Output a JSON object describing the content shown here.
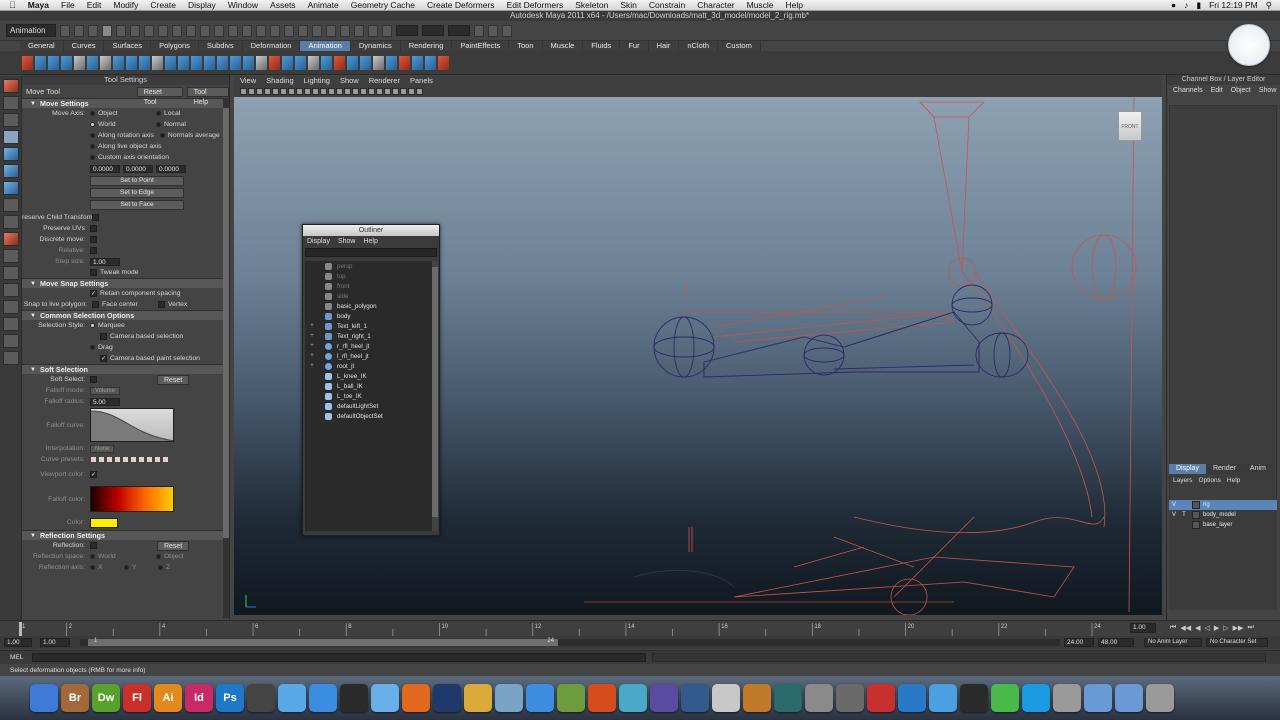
{
  "mac_menubar": {
    "items": [
      "Maya",
      "File",
      "Edit",
      "Modify",
      "Create",
      "Display",
      "Window",
      "Assets",
      "Animate",
      "Geometry Cache",
      "Create Deformers",
      "Edit Deformers",
      "Skeleton",
      "Skin",
      "Constrain",
      "Character",
      "Muscle",
      "Help"
    ],
    "clock": "Fri 12:19 PM"
  },
  "window_title": "Autodesk Maya 2011 x64 - /Users/mac/Downloads/matt_3d_model/model_2_rig.mb*",
  "status_line": {
    "mode": "Animation"
  },
  "shelf": {
    "tabs": [
      "General",
      "Curves",
      "Surfaces",
      "Polygons",
      "Subdivs",
      "Deformation",
      "Animation",
      "Dynamics",
      "Rendering",
      "PaintEffects",
      "Toon",
      "Muscle",
      "Fluids",
      "Fur",
      "Hair",
      "nCloth",
      "Custom"
    ],
    "active": "Animation"
  },
  "tool_settings": {
    "header": "Tool Settings",
    "tool_name": "Move Tool",
    "reset_label": "Reset Tool",
    "help_label": "Tool Help",
    "move_settings": {
      "title": "Move Settings",
      "axis_label": "Move Axis:",
      "object": "Object",
      "local": "Local",
      "world": "World",
      "normal": "Normal",
      "along_rotation": "Along rotation axis",
      "normals_average": "Normals average",
      "along_live": "Along live object axis",
      "custom_axis": "Custom axis orientation",
      "v1": "0.0000",
      "v2": "0.0000",
      "v3": "0.0000",
      "set_point": "Set to Point",
      "set_edge": "Set to Edge",
      "set_face": "Set to Face",
      "preserve_child": "reserve Child Transform",
      "preserve_uvs": "Preserve UVs",
      "discrete": "Discrete move:",
      "relative": "Relative:",
      "step_label": "Step size:",
      "step_value": "1.00",
      "tweak": "Tweak mode"
    },
    "snap": {
      "title": "Move Snap Settings",
      "retain": "Retain component spacing",
      "live_label": "Snap to live polygon:",
      "face_center": "Face center",
      "vertex": "Vertex"
    },
    "common": {
      "title": "Common Selection Options",
      "style_label": "Selection Style:",
      "marquee": "Marquee",
      "camera_sel": "Camera based selection",
      "drag": "Drag",
      "camera_paint": "Camera based paint selection"
    },
    "soft": {
      "title": "Soft Selection",
      "soft_label": "Soft Select:",
      "reset": "Reset",
      "falloff_mode_label": "Falloff mode:",
      "falloff_mode": "Volume",
      "falloff_radius_label": "Falloff radius:",
      "falloff_radius": "5.00",
      "falloff_curve_label": "Falloff curve:",
      "interp_label": "Interpolation:",
      "interp": "None",
      "presets_label": "Curve presets:",
      "viewport_color_label": "Viewport color:",
      "falloff_color_label": "Falloff color:",
      "color_label": "Color:"
    },
    "reflection": {
      "title": "Reflection Settings",
      "reflection_label": "Reflection:",
      "reset": "Reset",
      "space_label": "Reflection space:",
      "world": "World",
      "object": "Object",
      "axis_label": "Reflection axis:",
      "x": "X",
      "y": "Y",
      "z": "Z"
    }
  },
  "viewport": {
    "menu": [
      "View",
      "Shading",
      "Lighting",
      "Show",
      "Renderer",
      "Panels"
    ],
    "cube_label": "FRONT"
  },
  "outliner": {
    "title": "Outliner",
    "menu": [
      "Display",
      "Show",
      "Help"
    ],
    "items": [
      {
        "name": "persp",
        "dim": true,
        "plus": false,
        "icon": "cam"
      },
      {
        "name": "top",
        "dim": true,
        "plus": false,
        "icon": "cam"
      },
      {
        "name": "front",
        "dim": true,
        "plus": false,
        "icon": "cam"
      },
      {
        "name": "side",
        "dim": true,
        "plus": false,
        "icon": "cam"
      },
      {
        "name": "basic_polygon",
        "dim": false,
        "plus": false,
        "icon": "cam"
      },
      {
        "name": "body",
        "dim": false,
        "plus": false,
        "icon": "mesh"
      },
      {
        "name": "Text_left_1",
        "dim": false,
        "plus": true,
        "icon": "mesh"
      },
      {
        "name": "Text_right_1",
        "dim": false,
        "plus": true,
        "icon": "mesh"
      },
      {
        "name": "r_rfl_heel_jt",
        "dim": false,
        "plus": true,
        "icon": "jnt"
      },
      {
        "name": "l_rfl_heel_jt",
        "dim": false,
        "plus": true,
        "icon": "jnt"
      },
      {
        "name": "root_jt",
        "dim": false,
        "plus": true,
        "icon": "jnt"
      },
      {
        "name": "L_knee_IK",
        "dim": false,
        "plus": false,
        "icon": "set"
      },
      {
        "name": "L_ball_IK",
        "dim": false,
        "plus": false,
        "icon": "set"
      },
      {
        "name": "L_toe_IK",
        "dim": false,
        "plus": false,
        "icon": "set"
      },
      {
        "name": "defaultLightSet",
        "dim": false,
        "plus": false,
        "icon": "set"
      },
      {
        "name": "defaultObjectSet",
        "dim": false,
        "plus": false,
        "icon": "set"
      }
    ]
  },
  "channel_box": {
    "header": "Channel Box / Layer Editor",
    "menu": [
      "Channels",
      "Edit",
      "Object",
      "Show"
    ],
    "layer_tabs": [
      "Display",
      "Render",
      "Anim"
    ],
    "layer_menu": [
      "Layers",
      "Options",
      "Help"
    ],
    "layers": [
      {
        "v": "V",
        "p": "",
        "name": "rig",
        "selected": true
      },
      {
        "v": "V",
        "p": "T",
        "name": "body_model",
        "selected": false
      },
      {
        "v": "",
        "p": "",
        "name": "base_layer",
        "selected": false
      }
    ]
  },
  "time_slider": {
    "ticks": [
      "1",
      "2",
      "4",
      "6",
      "8",
      "10",
      "12",
      "14",
      "16",
      "18",
      "20",
      "22",
      "24"
    ],
    "current_frame": "1.00"
  },
  "range_slider": {
    "start": "1.00",
    "start2": "1.00",
    "range_start": "1",
    "range_end": "24",
    "end": "24.00",
    "end2": "48.00",
    "anim_layer": "No Anim Layer",
    "character_set": "No Character Set"
  },
  "command_line": {
    "label": "MEL"
  },
  "help_line": {
    "text": "Select deformation objects (RMB for more info)"
  },
  "dock": {
    "icons": [
      {
        "name": "finder-icon",
        "label": "",
        "color": "#3d7bd6"
      },
      {
        "name": "bridge-icon",
        "label": "Br",
        "color": "#a3693a"
      },
      {
        "name": "dreamweaver-icon",
        "label": "Dw",
        "color": "#5aa02c"
      },
      {
        "name": "flash-icon",
        "label": "Fl",
        "color": "#c8302a"
      },
      {
        "name": "illustrator-icon",
        "label": "Ai",
        "color": "#e08a1e"
      },
      {
        "name": "indesign-icon",
        "label": "Id",
        "color": "#c72a66"
      },
      {
        "name": "photoshop-icon",
        "label": "Ps",
        "color": "#1d78c7"
      },
      {
        "name": "clapper-icon",
        "label": "",
        "color": "#444444"
      },
      {
        "name": "dropbox-icon",
        "label": "",
        "color": "#5aa7e6"
      },
      {
        "name": "appstore-icon",
        "label": "",
        "color": "#3a8de0"
      },
      {
        "name": "camera-icon",
        "label": "",
        "color": "#2a2a2a"
      },
      {
        "name": "safari-icon",
        "label": "",
        "color": "#6ab0e8"
      },
      {
        "name": "firefox-icon",
        "label": "",
        "color": "#e0691e"
      },
      {
        "name": "globe-icon",
        "label": "",
        "color": "#1f3a6a"
      },
      {
        "name": "notes-icon",
        "label": "",
        "color": "#d9a93a"
      },
      {
        "name": "preview-icon",
        "label": "",
        "color": "#7aa4c6"
      },
      {
        "name": "itunes-icon",
        "label": "",
        "color": "#3e8ee0"
      },
      {
        "name": "iphoto-icon",
        "label": "",
        "color": "#6d9c3e"
      },
      {
        "name": "recorder-icon",
        "label": "",
        "color": "#d54d1d"
      },
      {
        "name": "gems-icon",
        "label": "",
        "color": "#4aa8c8"
      },
      {
        "name": "film-icon",
        "label": "",
        "color": "#5a4aa0"
      },
      {
        "name": "pen-icon",
        "label": "",
        "color": "#335a8c"
      },
      {
        "name": "sketch-icon",
        "label": "",
        "color": "#c8c8c8"
      },
      {
        "name": "guitar-icon",
        "label": "",
        "color": "#c07a2a"
      },
      {
        "name": "timemachine-icon",
        "label": "",
        "color": "#2a6a6a"
      },
      {
        "name": "prefs-icon",
        "label": "",
        "color": "#8a8a8a"
      },
      {
        "name": "keychain-icon",
        "label": "",
        "color": "#6a6a6a"
      },
      {
        "name": "calendar-icon",
        "label": "",
        "color": "#c83030"
      },
      {
        "name": "world-icon",
        "label": "",
        "color": "#2a78c8"
      },
      {
        "name": "wheel-icon",
        "label": "",
        "color": "#4aa0e0"
      },
      {
        "name": "qq-icon",
        "label": "",
        "color": "#2a2a2a"
      },
      {
        "name": "messenger-icon",
        "label": "",
        "color": "#4ab84a"
      },
      {
        "name": "skype-icon",
        "label": "",
        "color": "#1a9ae0"
      },
      {
        "name": "tool-icon",
        "label": "",
        "color": "#9a9a9a"
      },
      {
        "name": "folder-icon",
        "label": "",
        "color": "#6a9ad6"
      },
      {
        "name": "folder2-icon",
        "label": "",
        "color": "#6a9ad6"
      },
      {
        "name": "trash-icon",
        "label": "",
        "color": "#9a9a9a"
      }
    ]
  }
}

+---+

State how many lines include the string "Options", and nothing more.

* _Final result_
2